--- Stored rows ---

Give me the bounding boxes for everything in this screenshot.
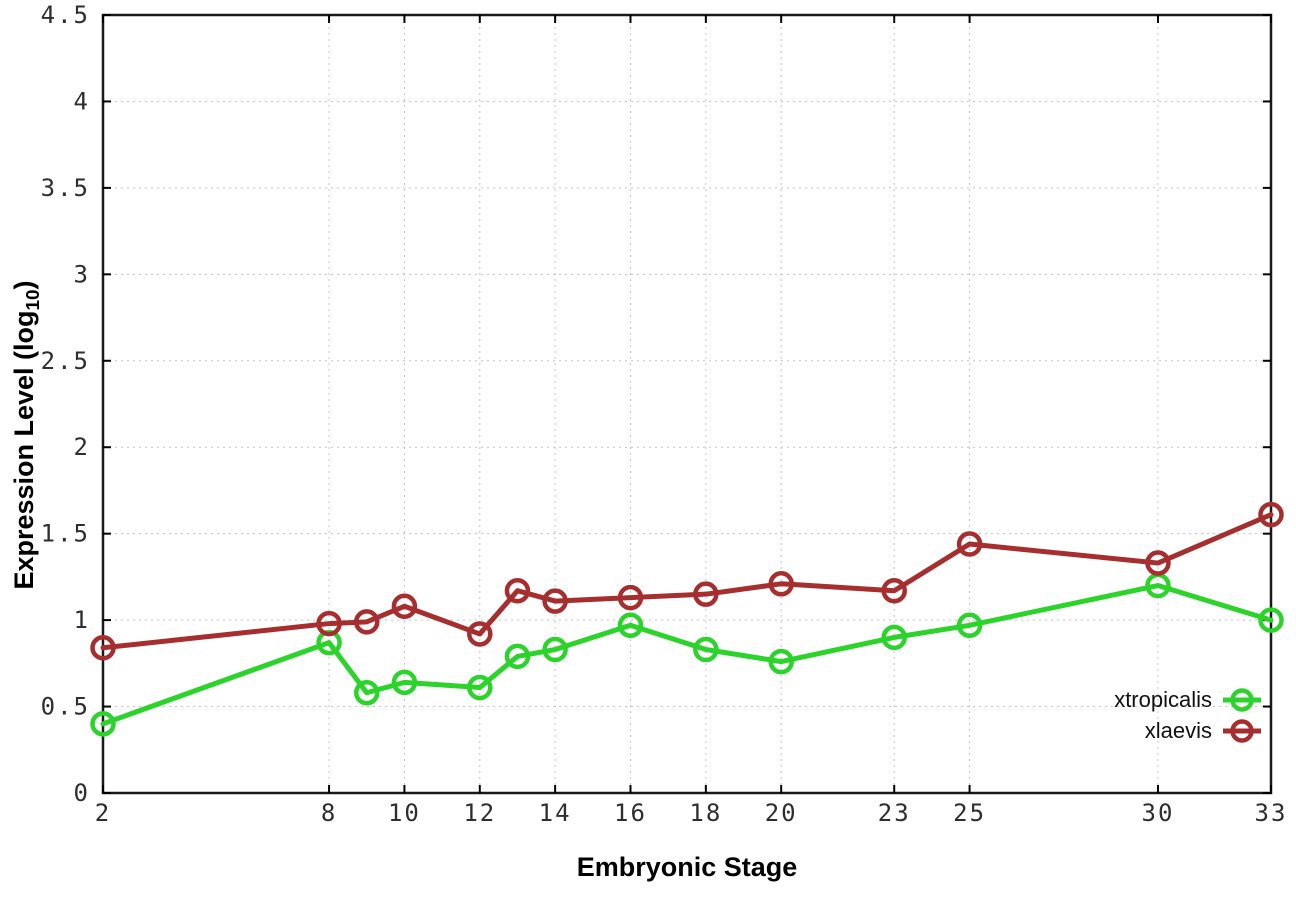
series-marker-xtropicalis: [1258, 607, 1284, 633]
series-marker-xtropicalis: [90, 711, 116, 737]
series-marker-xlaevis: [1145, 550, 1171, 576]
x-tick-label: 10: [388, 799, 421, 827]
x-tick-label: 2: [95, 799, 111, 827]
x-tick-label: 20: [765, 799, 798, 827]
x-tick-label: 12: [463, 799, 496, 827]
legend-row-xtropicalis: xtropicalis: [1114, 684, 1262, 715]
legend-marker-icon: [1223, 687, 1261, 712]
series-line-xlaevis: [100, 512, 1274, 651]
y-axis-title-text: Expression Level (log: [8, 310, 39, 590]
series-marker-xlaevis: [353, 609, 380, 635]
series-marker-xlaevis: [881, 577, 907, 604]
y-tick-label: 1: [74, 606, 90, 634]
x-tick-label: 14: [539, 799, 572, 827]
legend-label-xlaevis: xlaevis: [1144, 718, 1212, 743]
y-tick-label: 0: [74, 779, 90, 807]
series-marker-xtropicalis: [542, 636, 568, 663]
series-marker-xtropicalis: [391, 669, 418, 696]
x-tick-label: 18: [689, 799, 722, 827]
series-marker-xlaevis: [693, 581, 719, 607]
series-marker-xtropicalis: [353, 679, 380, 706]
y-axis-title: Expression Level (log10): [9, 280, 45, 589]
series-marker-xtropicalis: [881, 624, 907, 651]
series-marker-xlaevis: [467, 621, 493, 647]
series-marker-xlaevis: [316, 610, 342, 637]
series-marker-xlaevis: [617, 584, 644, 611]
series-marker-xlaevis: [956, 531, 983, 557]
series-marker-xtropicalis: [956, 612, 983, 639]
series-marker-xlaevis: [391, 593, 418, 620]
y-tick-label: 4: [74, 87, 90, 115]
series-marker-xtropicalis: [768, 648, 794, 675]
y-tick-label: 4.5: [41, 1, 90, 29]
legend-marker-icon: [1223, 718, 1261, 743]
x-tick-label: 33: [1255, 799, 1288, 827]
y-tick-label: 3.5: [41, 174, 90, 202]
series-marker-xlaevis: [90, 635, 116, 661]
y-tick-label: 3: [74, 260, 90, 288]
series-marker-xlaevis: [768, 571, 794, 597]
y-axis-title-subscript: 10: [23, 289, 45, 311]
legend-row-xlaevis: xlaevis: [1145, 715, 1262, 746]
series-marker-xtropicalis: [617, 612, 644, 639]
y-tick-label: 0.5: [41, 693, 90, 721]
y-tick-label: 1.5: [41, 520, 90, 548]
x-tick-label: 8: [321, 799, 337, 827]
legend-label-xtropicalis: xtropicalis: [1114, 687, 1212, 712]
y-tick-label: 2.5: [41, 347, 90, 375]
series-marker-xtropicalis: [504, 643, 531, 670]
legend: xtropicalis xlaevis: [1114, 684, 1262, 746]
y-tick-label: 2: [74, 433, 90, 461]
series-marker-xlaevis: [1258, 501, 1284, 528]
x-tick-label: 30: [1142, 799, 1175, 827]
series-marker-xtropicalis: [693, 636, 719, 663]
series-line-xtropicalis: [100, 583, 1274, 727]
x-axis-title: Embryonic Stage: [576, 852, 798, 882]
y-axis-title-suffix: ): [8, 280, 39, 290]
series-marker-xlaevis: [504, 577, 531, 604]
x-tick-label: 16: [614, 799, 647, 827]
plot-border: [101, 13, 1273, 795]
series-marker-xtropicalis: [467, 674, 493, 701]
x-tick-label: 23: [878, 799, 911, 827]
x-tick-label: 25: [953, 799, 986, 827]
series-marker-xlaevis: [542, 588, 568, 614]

---
--- Stored rows ---

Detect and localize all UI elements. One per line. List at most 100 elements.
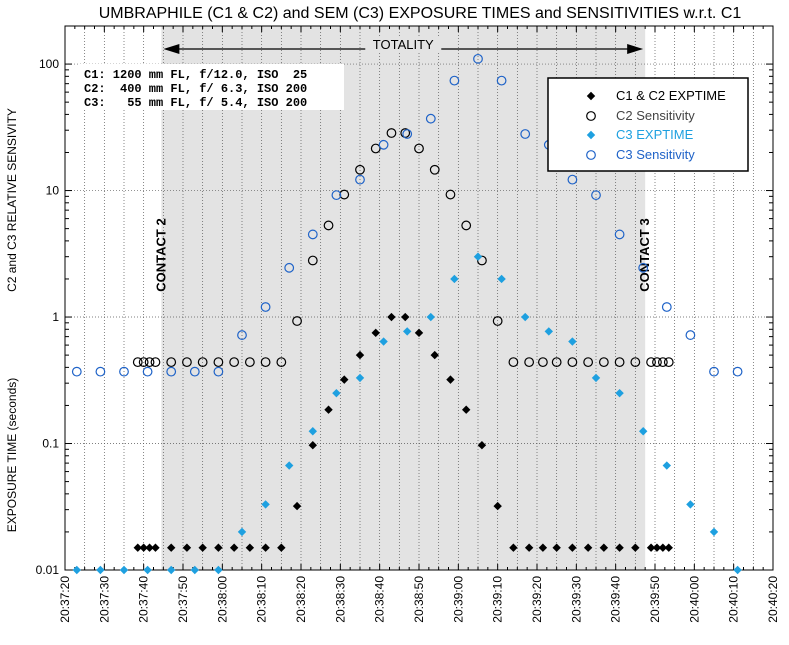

---

Exercise instructions: Copy every row from the line containing "Give me the" down to the line containing "series-marker-xtropicalis: [881, 624, 907, 651]", including both of those lines. Don't include the pictures.

Complete response:
Give me the bounding boxes for everything in this screenshot.
series-marker-xtropicalis: [1258, 607, 1284, 633]
series-marker-xtropicalis: [90, 711, 116, 737]
series-marker-xlaevis: [1145, 550, 1171, 576]
x-tick-label: 10: [388, 799, 421, 827]
x-tick-label: 2: [95, 799, 111, 827]
x-tick-label: 20: [765, 799, 798, 827]
x-tick-label: 12: [463, 799, 496, 827]
legend-row-xtropicalis: xtropicalis: [1114, 684, 1262, 715]
legend-marker-icon: [1223, 687, 1261, 712]
series-line-xlaevis: [100, 512, 1274, 651]
y-axis-title-text: Expression Level (log: [8, 310, 39, 590]
series-marker-xlaevis: [353, 609, 380, 635]
series-marker-xlaevis: [881, 577, 907, 604]
y-tick-label: 1: [74, 606, 90, 634]
x-tick-label: 14: [539, 799, 572, 827]
legend-label-xlaevis: xlaevis: [1144, 718, 1212, 743]
y-tick-label: 0: [74, 779, 90, 807]
series-marker-xtropicalis: [542, 636, 568, 663]
series-marker-xtropicalis: [391, 669, 418, 696]
x-tick-label: 18: [689, 799, 722, 827]
series-marker-xlaevis: [693, 581, 719, 607]
series-marker-xtropicalis: [353, 679, 380, 706]
y-axis-title: Expression Level (log10): [9, 280, 45, 589]
series-marker-xtropicalis: [881, 624, 907, 651]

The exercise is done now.